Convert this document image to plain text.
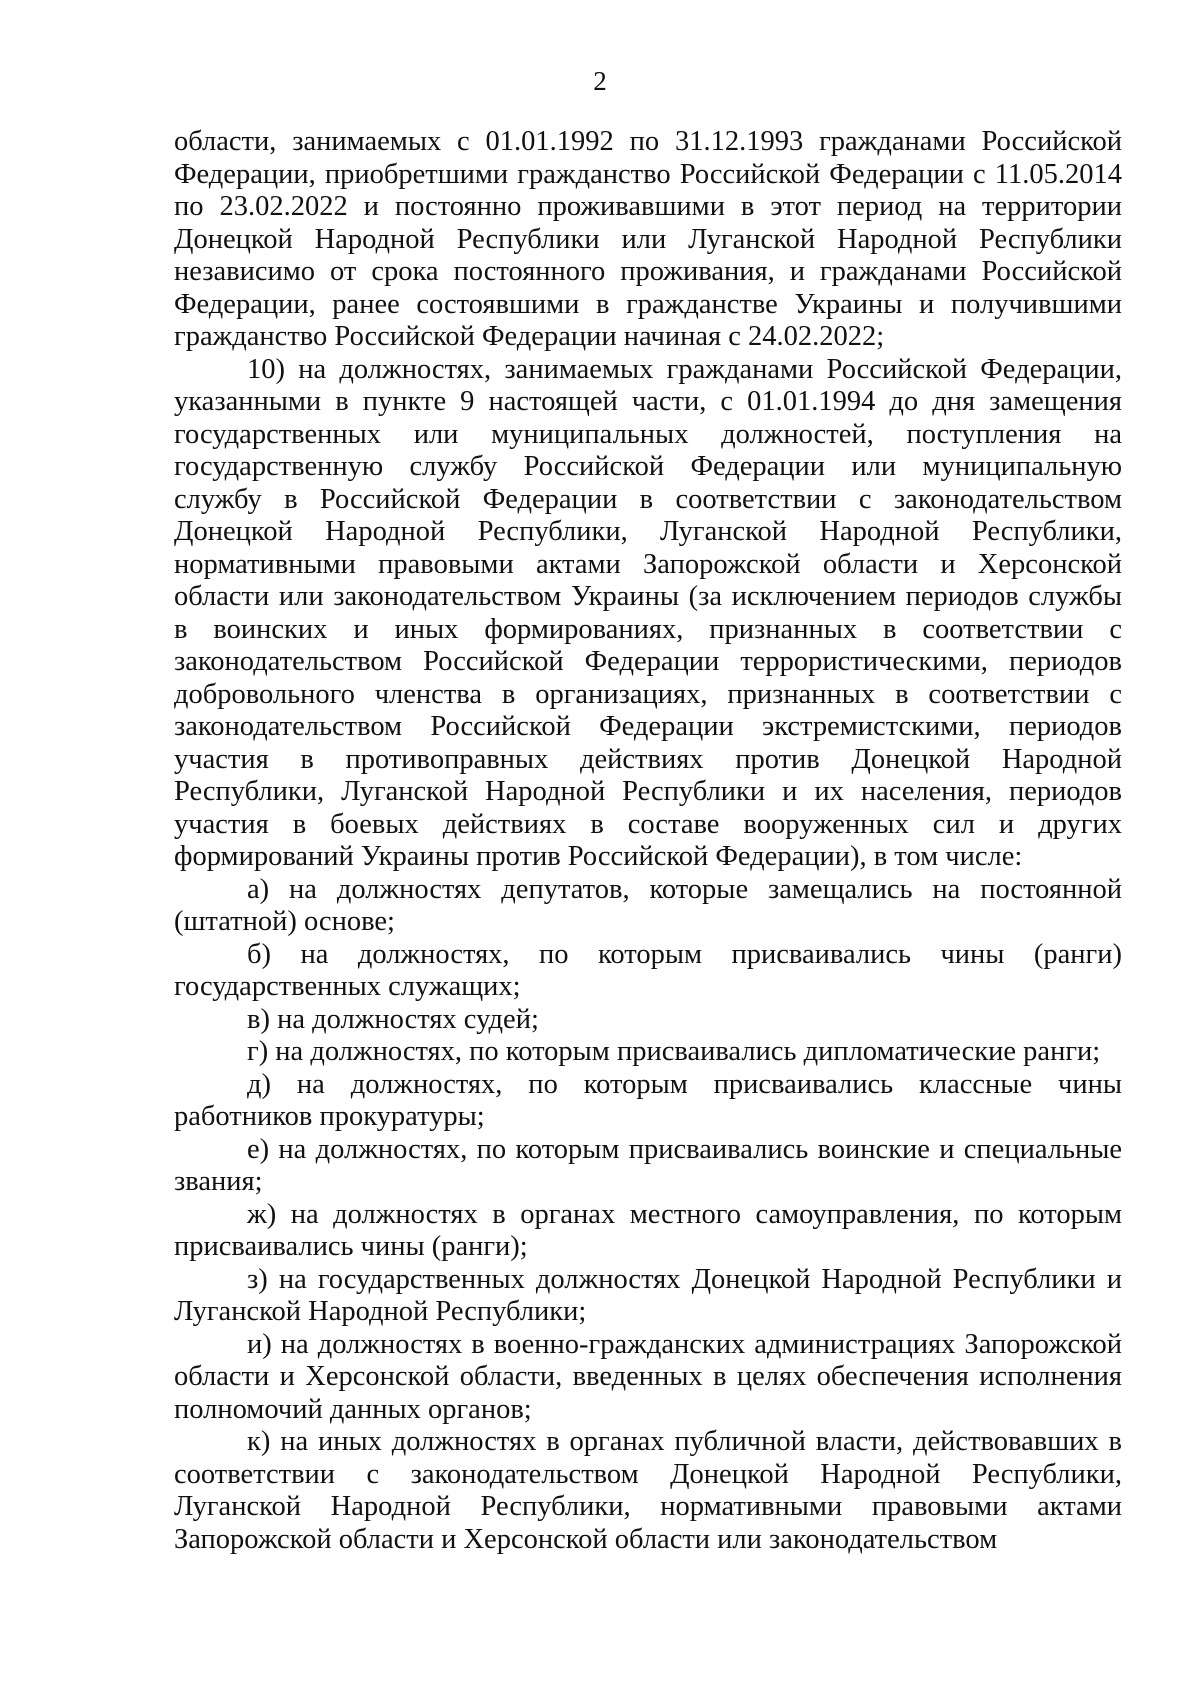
2
области, занимаемых с 01.01.1992 по 31.12.1993 гражданами Российской
Федерации, приобретшими гражданство Российской Федерации с 11.05.2014
по 23.02.2022 и постоянно проживавшими в этот период на территории
Донецкой Народной Республики или Луганской Народной Республики
независимо от срока постоянного проживания, и гражданами Российской
Федерации, ранее состоявшими в гражданстве Украины и получившими
гражданство Российской Федерации начиная с 24.02.2022;
10) на должностях, занимаемых гражданами Российской Федерации,
указанными в пункте 9 настоящей части, с 01.01.1994 до дня замещения
государственных или муниципальных должностей, поступления на
государственную службу Российской Федерации или муниципальную
службу в Российской Федерации в соответствии с законодательством
Донецкой Народной Республики, Луганской Народной Республики,
нормативными правовыми актами Запорожской области и Херсонской
области или законодательством Украины (за исключением периодов службы
в воинских и иных формированиях, признанных в соответствии с
законодательством Российской Федерации террористическими, периодов
добровольного членства в организациях, признанных в соответствии с
законодательством Российской Федерации экстремистскими, периодов
участия в противоправных действиях против Донецкой Народной
Республики, Луганской Народной Республики и их населения, периодов
участия в боевых действиях в составе вооруженных сил и других
формирований Украины против Российской Федерации), в том числе:
а) на должностях депутатов, которые замещались на постоянной
(штатной) основе;
б) на должностях, по которым присваивались чины (ранги)
государственных служащих;
в) на должностях судей;
г) на должностях, по которым присваивались дипломатические ранги;
д) на должностях, по которым присваивались классные чины
работников прокуратуры;
е) на должностях, по которым присваивались воинские и специальные
звания;
ж) на должностях в органах местного самоуправления, по которым
присваивались чины (ранги);
з) на государственных должностях Донецкой Народной Республики и
Луганской Народной Республики;
и) на должностях в военно-гражданских администрациях Запорожской
области и Херсонской области, введенных в целях обеспечения исполнения
полномочий данных органов;
к) на иных должностях в органах публичной власти, действовавших в
соответствии с законодательством Донецкой Народной Республики,
Луганской Народной Республики, нормативными правовыми актами
Запорожской области и Херсонской области или законодательством
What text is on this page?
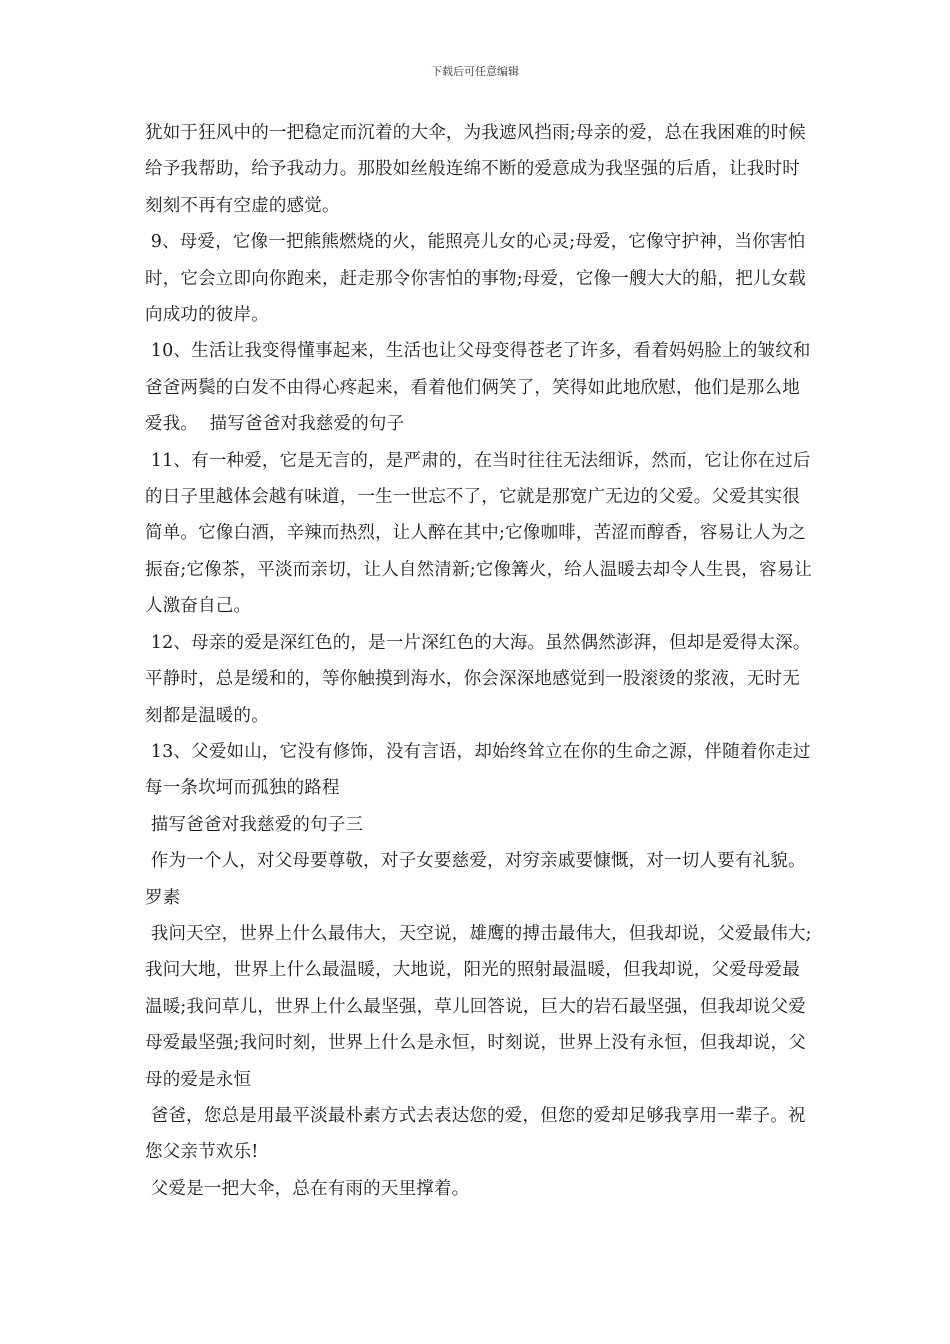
下载后可任意编辑

犹如于狂风中的一把稳定而沉着的大伞，为我遮风挡雨;母亲的爱，总在我困难的时候给予我帮助，给予我动力。那股如丝般连绵不断的爱意成为我坚强的后盾，让我时时刻刻不再有空虚的感觉。

9、母爱，它像一把熊熊燃烧的火，能照亮儿女的心灵;母爱，它像守护神，当你害怕时，它会立即向你跑来，赶走那令你害怕的事物;母爱，它像一艘大大的船，把儿女载向成功的彼岸。

10、生活让我变得懂事起来，生活也让父母变得苍老了许多，看着妈妈脸上的皱纹和爸爸两鬓的白发不由得心疼起来，看着他们俩笑了，笑得如此地欣慰，他们是那么地爱我。  描写爸爸对我慈爱的句子

11、有一种爱，它是无言的，是严肃的，在当时往往无法细诉，然而，它让你在过后的日子里越体会越有味道，一生一世忘不了，它就是那宽广无边的父爱。父爱其实很简单。它像白酒，辛辣而热烈，让人醉在其中;它像咖啡，苦涩而醇香，容易让人为之振奋;它像茶，平淡而亲切，让人自然清新;它像篝火，给人温暖去却令人生畏，容易让人激奋自己。

12、母亲的爱是深红色的，是一片深红色的大海。虽然偶然澎湃，但却是爱得太深。平静时，总是缓和的，等你触摸到海水，你会深深地感觉到一股滚烫的浆液，无时无刻都是温暖的。

13、父爱如山，它没有修饰，没有言语，却始终耸立在你的生命之源，伴随着你走过每一条坎坷而孤独的路程

描写爸爸对我慈爱的句子三

作为一个人，对父母要尊敬，对子女要慈爱，对穷亲戚要慷慨，对一切人要有礼貌。  罗素

我问天空，世界上什么最伟大，天空说，雄鹰的搏击最伟大，但我却说，父爱最伟大;我问大地，世界上什么最温暖，大地说，阳光的照射最温暖，但我却说，父爱母爱最温暖;我问草儿，世界上什么最坚强，草儿回答说，巨大的岩石最坚强，但我却说父爱母爱最坚强;我问时刻，世界上什么是永恒，时刻说，世界上没有永恒，但我却说，父母的爱是永恒

爸爸，您总是用最平淡最朴素方式去表达您的爱，但您的爱却足够我享用一辈子。祝您父亲节欢乐!

父爱是一把大伞，总在有雨的天里撑着。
####################
--- WHAT THIS TASK INVOLVES ---
Copy each line of the listing that contains the string "государственных".

--- ANSWER BELOW ---
государственных или муниципальных должностей, поступления на
государственных служащих;
з) на государственных должностях Донецкой Народной Республики и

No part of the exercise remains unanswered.